The listing must be reproduced in full, exactly as it stands.

# [EXCERPTED RECORDS]
————

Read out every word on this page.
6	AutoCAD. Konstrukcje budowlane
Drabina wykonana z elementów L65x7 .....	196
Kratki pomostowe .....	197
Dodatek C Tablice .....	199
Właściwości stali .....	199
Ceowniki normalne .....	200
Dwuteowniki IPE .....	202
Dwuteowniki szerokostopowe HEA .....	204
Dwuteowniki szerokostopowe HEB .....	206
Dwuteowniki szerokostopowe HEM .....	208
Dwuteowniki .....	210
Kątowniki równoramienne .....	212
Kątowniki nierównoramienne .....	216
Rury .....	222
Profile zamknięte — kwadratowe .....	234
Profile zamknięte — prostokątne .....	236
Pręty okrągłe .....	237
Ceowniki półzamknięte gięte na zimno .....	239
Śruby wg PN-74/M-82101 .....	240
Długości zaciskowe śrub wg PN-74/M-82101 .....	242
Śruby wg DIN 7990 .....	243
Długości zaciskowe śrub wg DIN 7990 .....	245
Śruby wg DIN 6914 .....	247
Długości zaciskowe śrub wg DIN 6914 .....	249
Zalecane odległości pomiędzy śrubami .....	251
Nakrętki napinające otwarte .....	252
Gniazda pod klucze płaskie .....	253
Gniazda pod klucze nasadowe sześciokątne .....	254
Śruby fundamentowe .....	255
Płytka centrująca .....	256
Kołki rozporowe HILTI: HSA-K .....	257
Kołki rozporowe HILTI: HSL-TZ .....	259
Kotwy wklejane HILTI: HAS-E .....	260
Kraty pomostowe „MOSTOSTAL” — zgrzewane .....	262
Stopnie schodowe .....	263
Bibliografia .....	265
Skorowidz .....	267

————

# [WRITTEN SOLUTION]
Read out every word on this page.
6	AutoCAD. Konstrukcje budowlane
Drabina wykonana z elementów L65x7 .....	196
Kratki pomostowe .....	197
Dodatek C Tablice .....	199
Właściwości stali .....	199
Ceowniki normalne .....	200
Dwuteowniki IPE .....	202
Dwuteowniki szerokostopowe HEA .....	204
Dwuteowniki szerokostopowe HEB .....	206
Dwuteowniki szerokostopowe HEM .....	208
Dwuteowniki .....	210
Kątowniki równoramienne .....	212
Kątowniki nierównoramienne .....	216
Rury .....	222
Profile zamknięte — kwadratowe .....	234
Profile zamknięte — prostokątne .....	236
Pręty okrągłe .....	237
Ceowniki półzamknięte gięte na zimno .....	239
Śruby wg PN-74/M-82101 .....	240
Długości zaciskowe śrub wg PN-74/M-82101 .....	242
Śruby wg DIN 7990 .....	243
Długości zaciskowe śrub wg DIN 7990 .....	245
Śruby wg DIN 6914 .....	247
Długości zaciskowe śrub wg DIN 6914 .....	249
Zalecane odległości pomiędzy śrubami .....	251
Nakrętki napinające otwarte .....	252
Gniazda pod klucze płaskie .....	253
Gniazda pod klucze nasadowe sześciokątne .....	254
Śruby fundamentowe .....	255
Płytka centrująca .....	256
Kołki rozporowe HILTI: HSA-K .....	257
Kołki rozporowe HILTI: HSL-TZ .....	259
Kotwy wklejane HILTI: HAS-E .....	260
Kraty pomostowe „MOSTOSTAL” — zgrzewane .....	262
Stopnie schodowe .....	263
Bibliografia .....	265
Skorowidz .....	267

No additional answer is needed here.